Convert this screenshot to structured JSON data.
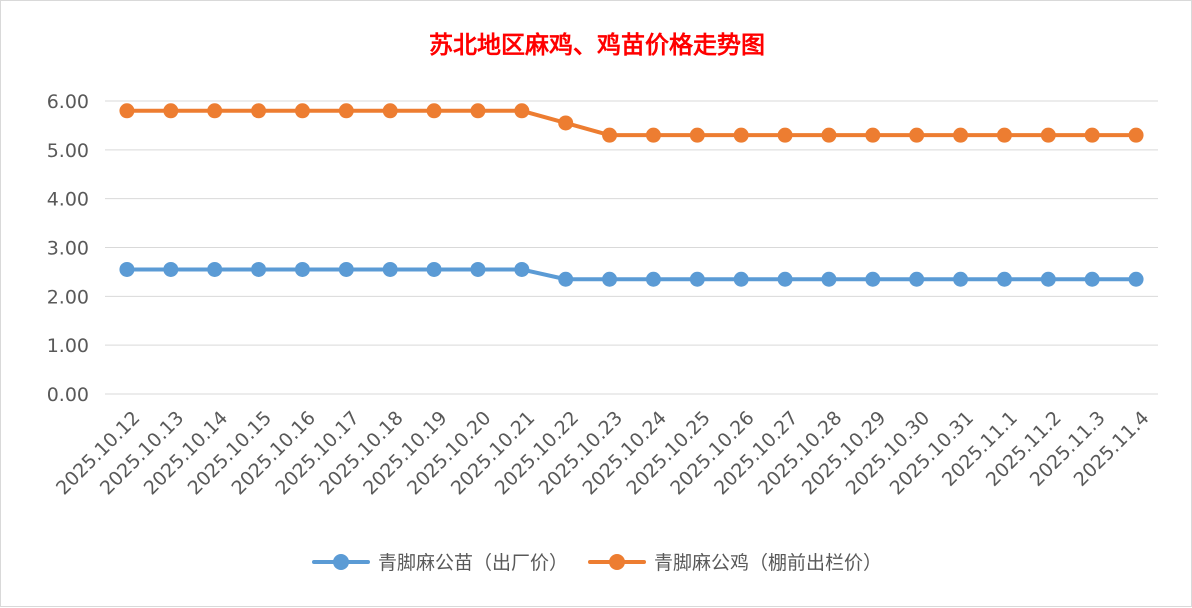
{
  "chart_data": {
    "type": "line",
    "title": "苏北地区麻鸡、鸡苗价格走势图",
    "xlabel": "",
    "ylabel": "",
    "ylim": [
      0,
      6
    ],
    "y_ticks": [
      "0.00",
      "1.00",
      "2.00",
      "3.00",
      "4.00",
      "5.00",
      "6.00"
    ],
    "grid": true,
    "legend_position": "bottom",
    "categories": [
      "2025.10.12",
      "2025.10.13",
      "2025.10.14",
      "2025.10.15",
      "2025.10.16",
      "2025.10.17",
      "2025.10.18",
      "2025.10.19",
      "2025.10.20",
      "2025.10.21",
      "2025.10.22",
      "2025.10.23",
      "2025.10.24",
      "2025.10.25",
      "2025.10.26",
      "2025.10.27",
      "2025.10.28",
      "2025.10.29",
      "2025.10.30",
      "2025.10.31",
      "2025.11.1",
      "2025.11.2",
      "2025.11.3",
      "2025.11.4"
    ],
    "series": [
      {
        "name": "青脚麻公苗（出厂价）",
        "color": "#5b9bd5",
        "values": [
          2.55,
          2.55,
          2.55,
          2.55,
          2.55,
          2.55,
          2.55,
          2.55,
          2.55,
          2.55,
          2.35,
          2.35,
          2.35,
          2.35,
          2.35,
          2.35,
          2.35,
          2.35,
          2.35,
          2.35,
          2.35,
          2.35,
          2.35,
          2.35
        ]
      },
      {
        "name": "青脚麻公鸡（棚前出栏价）",
        "color": "#ed7d31",
        "values": [
          5.8,
          5.8,
          5.8,
          5.8,
          5.8,
          5.8,
          5.8,
          5.8,
          5.8,
          5.8,
          5.55,
          5.3,
          5.3,
          5.3,
          5.3,
          5.3,
          5.3,
          5.3,
          5.3,
          5.3,
          5.3,
          5.3,
          5.3,
          5.3
        ]
      }
    ]
  }
}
● ● ● ●
### Task brief
Give back the whole listing as it stands, minus its pictures.

### Answer for the task
Convert this screenshot to structured JSON data.
{
  "chart_data": {
    "type": "line",
    "title": "苏北地区麻鸡、鸡苗价格走势图",
    "xlabel": "",
    "ylabel": "",
    "ylim": [
      0,
      6
    ],
    "y_ticks": [
      "0.00",
      "1.00",
      "2.00",
      "3.00",
      "4.00",
      "5.00",
      "6.00"
    ],
    "grid": true,
    "legend_position": "bottom",
    "categories": [
      "2025.10.12",
      "2025.10.13",
      "2025.10.14",
      "2025.10.15",
      "2025.10.16",
      "2025.10.17",
      "2025.10.18",
      "2025.10.19",
      "2025.10.20",
      "2025.10.21",
      "2025.10.22",
      "2025.10.23",
      "2025.10.24",
      "2025.10.25",
      "2025.10.26",
      "2025.10.27",
      "2025.10.28",
      "2025.10.29",
      "2025.10.30",
      "2025.10.31",
      "2025.11.1",
      "2025.11.2",
      "2025.11.3",
      "2025.11.4"
    ],
    "series": [
      {
        "name": "青脚麻公苗（出厂价）",
        "color": "#5b9bd5",
        "values": [
          2.55,
          2.55,
          2.55,
          2.55,
          2.55,
          2.55,
          2.55,
          2.55,
          2.55,
          2.55,
          2.35,
          2.35,
          2.35,
          2.35,
          2.35,
          2.35,
          2.35,
          2.35,
          2.35,
          2.35,
          2.35,
          2.35,
          2.35,
          2.35
        ]
      },
      {
        "name": "青脚麻公鸡（棚前出栏价）",
        "color": "#ed7d31",
        "values": [
          5.8,
          5.8,
          5.8,
          5.8,
          5.8,
          5.8,
          5.8,
          5.8,
          5.8,
          5.8,
          5.55,
          5.3,
          5.3,
          5.3,
          5.3,
          5.3,
          5.3,
          5.3,
          5.3,
          5.3,
          5.3,
          5.3,
          5.3,
          5.3
        ]
      }
    ]
  }
}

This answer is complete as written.